SOURCE DATA:

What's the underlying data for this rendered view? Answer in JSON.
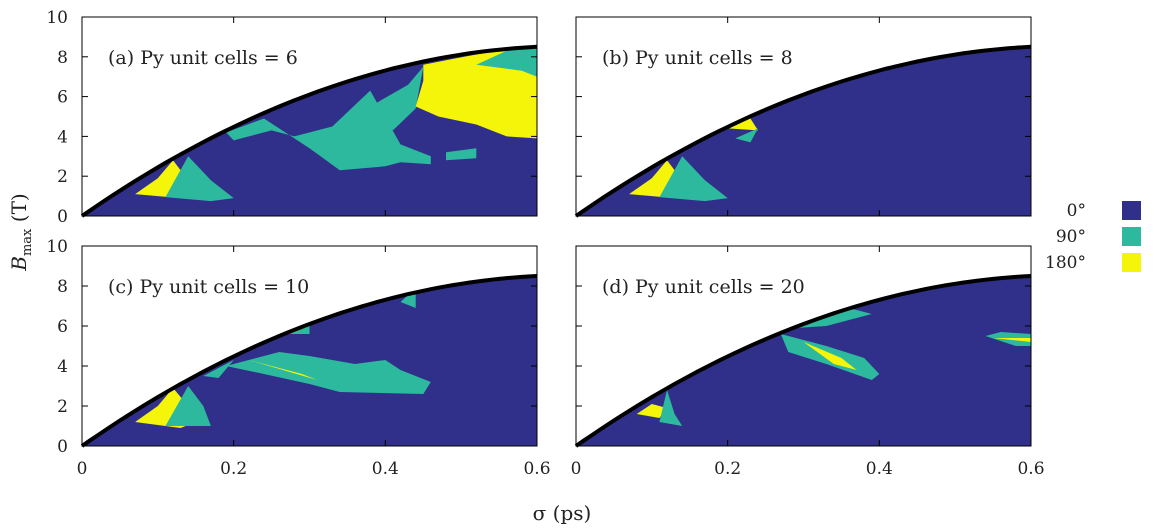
{
  "colors": {
    "deg0": "#30308a",
    "deg90": "#2db99d",
    "deg180": "#f5f50a",
    "boundary": "#000000"
  },
  "legend": {
    "items": [
      {
        "label": "0°",
        "color": "#30308a"
      },
      {
        "label": "90°",
        "color": "#2db99d"
      },
      {
        "label": "180°",
        "color": "#f5f50a"
      }
    ]
  },
  "chart_data": [
    {
      "type": "heatmap",
      "title": "(a) Py unit cells = 6",
      "xlabel": "",
      "ylabel": "",
      "xlim": [
        0,
        0.6
      ],
      "ylim": [
        0,
        10
      ],
      "boundary": {
        "x": [
          0,
          0.1,
          0.2,
          0.3,
          0.4,
          0.5,
          0.6
        ],
        "y": [
          0,
          2.6,
          4.6,
          6.2,
          7.4,
          8.1,
          8.5
        ]
      },
      "regions": [
        {
          "state": "180°",
          "points": [
            [
              0.07,
              1.1
            ],
            [
              0.1,
              1.9
            ],
            [
              0.12,
              2.8
            ],
            [
              0.13,
              2.3
            ],
            [
              0.12,
              1.6
            ],
            [
              0.15,
              1.1
            ],
            [
              0.18,
              1.0
            ],
            [
              0.16,
              0.8
            ]
          ]
        },
        {
          "state": "90°",
          "points": [
            [
              0.14,
              3.0
            ],
            [
              0.17,
              1.8
            ],
            [
              0.2,
              0.9
            ],
            [
              0.17,
              0.75
            ],
            [
              0.11,
              0.95
            ]
          ]
        },
        {
          "state": "90°",
          "points": [
            [
              0.19,
              4.2
            ],
            [
              0.24,
              4.9
            ],
            [
              0.3,
              3.4
            ],
            [
              0.34,
              2.3
            ],
            [
              0.4,
              2.5
            ],
            [
              0.42,
              2.7
            ],
            [
              0.46,
              2.6
            ],
            [
              0.46,
              3.0
            ],
            [
              0.42,
              3.6
            ],
            [
              0.38,
              6.3
            ],
            [
              0.33,
              4.5
            ],
            [
              0.28,
              4.0
            ],
            [
              0.25,
              4.3
            ],
            [
              0.2,
              3.8
            ]
          ]
        },
        {
          "state": "90°",
          "points": [
            [
              0.38,
              5.5
            ],
            [
              0.43,
              6.6
            ],
            [
              0.45,
              7.5
            ],
            [
              0.44,
              5.4
            ],
            [
              0.41,
              4.3
            ]
          ]
        },
        {
          "state": "90°",
          "points": [
            [
              0.48,
              3.2
            ],
            [
              0.52,
              3.4
            ],
            [
              0.52,
              2.9
            ],
            [
              0.48,
              2.8
            ]
          ]
        },
        {
          "state": "180°",
          "points": [
            [
              0.45,
              7.6
            ],
            [
              0.49,
              7.9
            ],
            [
              0.56,
              8.4
            ],
            [
              0.6,
              8.5
            ],
            [
              0.6,
              3.9
            ],
            [
              0.56,
              4.0
            ],
            [
              0.52,
              4.6
            ],
            [
              0.47,
              5.0
            ],
            [
              0.44,
              5.5
            ],
            [
              0.45,
              6.8
            ]
          ]
        },
        {
          "state": "90°",
          "points": [
            [
              0.52,
              7.6
            ],
            [
              0.56,
              8.3
            ],
            [
              0.6,
              8.5
            ],
            [
              0.6,
              7.0
            ],
            [
              0.58,
              7.3
            ]
          ]
        }
      ]
    },
    {
      "type": "heatmap",
      "title": "(b) Py unit cells = 8",
      "xlabel": "",
      "ylabel": "",
      "xlim": [
        0,
        0.6
      ],
      "ylim": [
        0,
        10
      ],
      "boundary": {
        "x": [
          0,
          0.1,
          0.2,
          0.3,
          0.4,
          0.5,
          0.6
        ],
        "y": [
          0,
          2.6,
          4.6,
          6.2,
          7.4,
          8.1,
          8.5
        ]
      },
      "regions": [
        {
          "state": "180°",
          "points": [
            [
              0.07,
              1.1
            ],
            [
              0.1,
              1.9
            ],
            [
              0.12,
              2.8
            ],
            [
              0.13,
              2.3
            ],
            [
              0.12,
              1.6
            ],
            [
              0.15,
              1.1
            ],
            [
              0.18,
              1.0
            ],
            [
              0.16,
              0.8
            ]
          ]
        },
        {
          "state": "90°",
          "points": [
            [
              0.14,
              3.0
            ],
            [
              0.17,
              1.8
            ],
            [
              0.2,
              0.9
            ],
            [
              0.17,
              0.75
            ],
            [
              0.11,
              0.95
            ]
          ]
        },
        {
          "state": "180°",
          "points": [
            [
              0.2,
              4.4
            ],
            [
              0.23,
              4.9
            ],
            [
              0.24,
              4.3
            ]
          ]
        },
        {
          "state": "90°",
          "points": [
            [
              0.21,
              3.9
            ],
            [
              0.24,
              4.4
            ],
            [
              0.23,
              3.7
            ]
          ]
        }
      ]
    },
    {
      "type": "heatmap",
      "title": "(c) Py unit cells = 10",
      "xlabel": "",
      "ylabel": "",
      "xlim": [
        0,
        0.6
      ],
      "ylim": [
        0,
        10
      ],
      "boundary": {
        "x": [
          0,
          0.1,
          0.2,
          0.3,
          0.4,
          0.5,
          0.6
        ],
        "y": [
          0,
          2.6,
          4.6,
          6.2,
          7.4,
          8.1,
          8.5
        ]
      },
      "regions": [
        {
          "state": "180°",
          "points": [
            [
              0.07,
              1.2
            ],
            [
              0.1,
              2.0
            ],
            [
              0.12,
              2.9
            ],
            [
              0.14,
              2.0
            ],
            [
              0.15,
              1.2
            ],
            [
              0.13,
              0.9
            ]
          ]
        },
        {
          "state": "90°",
          "points": [
            [
              0.14,
              3.0
            ],
            [
              0.16,
              2.0
            ],
            [
              0.17,
              1.0
            ],
            [
              0.11,
              1.0
            ]
          ]
        },
        {
          "state": "90°",
          "points": [
            [
              0.19,
              4.0
            ],
            [
              0.24,
              3.6
            ],
            [
              0.3,
              3.1
            ],
            [
              0.34,
              2.7
            ],
            [
              0.45,
              2.6
            ],
            [
              0.46,
              3.2
            ],
            [
              0.42,
              3.8
            ],
            [
              0.4,
              4.3
            ],
            [
              0.36,
              4.1
            ],
            [
              0.3,
              4.5
            ],
            [
              0.26,
              4.7
            ]
          ]
        },
        {
          "state": "180°",
          "points": [
            [
              0.22,
              4.3
            ],
            [
              0.29,
              3.6
            ],
            [
              0.31,
              3.3
            ]
          ]
        },
        {
          "state": "90°",
          "points": [
            [
              0.26,
              5.6
            ],
            [
              0.3,
              6.2
            ],
            [
              0.3,
              5.6
            ]
          ]
        },
        {
          "state": "90°",
          "points": [
            [
              0.42,
              7.2
            ],
            [
              0.44,
              7.9
            ],
            [
              0.44,
              6.9
            ]
          ]
        },
        {
          "state": "90°",
          "points": [
            [
              0.16,
              3.5
            ],
            [
              0.2,
              4.3
            ],
            [
              0.18,
              3.4
            ]
          ]
        }
      ]
    },
    {
      "type": "heatmap",
      "title": "(d) Py unit cells = 20",
      "xlabel": "",
      "ylabel": "",
      "xlim": [
        0,
        0.6
      ],
      "ylim": [
        0,
        10
      ],
      "boundary": {
        "x": [
          0,
          0.1,
          0.2,
          0.3,
          0.4,
          0.5,
          0.6
        ],
        "y": [
          0,
          2.6,
          4.6,
          6.2,
          7.4,
          8.1,
          8.5
        ]
      },
      "regions": [
        {
          "state": "180°",
          "points": [
            [
              0.08,
              1.6
            ],
            [
              0.1,
              2.1
            ],
            [
              0.12,
              1.9
            ],
            [
              0.11,
              1.4
            ]
          ]
        },
        {
          "state": "90°",
          "points": [
            [
              0.12,
              2.8
            ],
            [
              0.13,
              1.6
            ],
            [
              0.14,
              1.0
            ],
            [
              0.11,
              1.2
            ]
          ]
        },
        {
          "state": "90°",
          "points": [
            [
              0.27,
              5.6
            ],
            [
              0.33,
              5.0
            ],
            [
              0.38,
              4.4
            ],
            [
              0.4,
              3.6
            ],
            [
              0.39,
              3.3
            ],
            [
              0.33,
              4.1
            ],
            [
              0.28,
              4.7
            ]
          ]
        },
        {
          "state": "180°",
          "points": [
            [
              0.3,
              5.2
            ],
            [
              0.35,
              4.4
            ],
            [
              0.37,
              3.8
            ],
            [
              0.34,
              4.1
            ]
          ]
        },
        {
          "state": "90°",
          "points": [
            [
              0.29,
              5.9
            ],
            [
              0.36,
              6.9
            ],
            [
              0.39,
              6.6
            ],
            [
              0.33,
              6.0
            ]
          ]
        },
        {
          "state": "90°",
          "points": [
            [
              0.54,
              5.5
            ],
            [
              0.58,
              5.0
            ],
            [
              0.6,
              5.0
            ],
            [
              0.6,
              5.6
            ],
            [
              0.56,
              5.7
            ]
          ]
        },
        {
          "state": "180°",
          "points": [
            [
              0.55,
              5.4
            ],
            [
              0.6,
              5.2
            ],
            [
              0.6,
              5.4
            ]
          ]
        }
      ]
    }
  ],
  "axes": {
    "xlabel": "σ (ps)",
    "ylabel_main": "B",
    "ylabel_sub": "max",
    "ylabel_unit": " (T)",
    "xticks": [
      "0",
      "0.2",
      "0.4",
      "0.6"
    ],
    "yticks": [
      "0",
      "2",
      "4",
      "6",
      "8",
      "10"
    ]
  }
}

EXERCISE INSTRUCTIONS: Which lines in the listing above include the string "cells"? Copy each of them.

ANSWER SPACE:
      "title": "(a) Py unit cells = 6",
      "title": "(b) Py unit cells = 8",
      "title": "(c) Py unit cells = 10",
      "title": "(d) Py unit cells = 20",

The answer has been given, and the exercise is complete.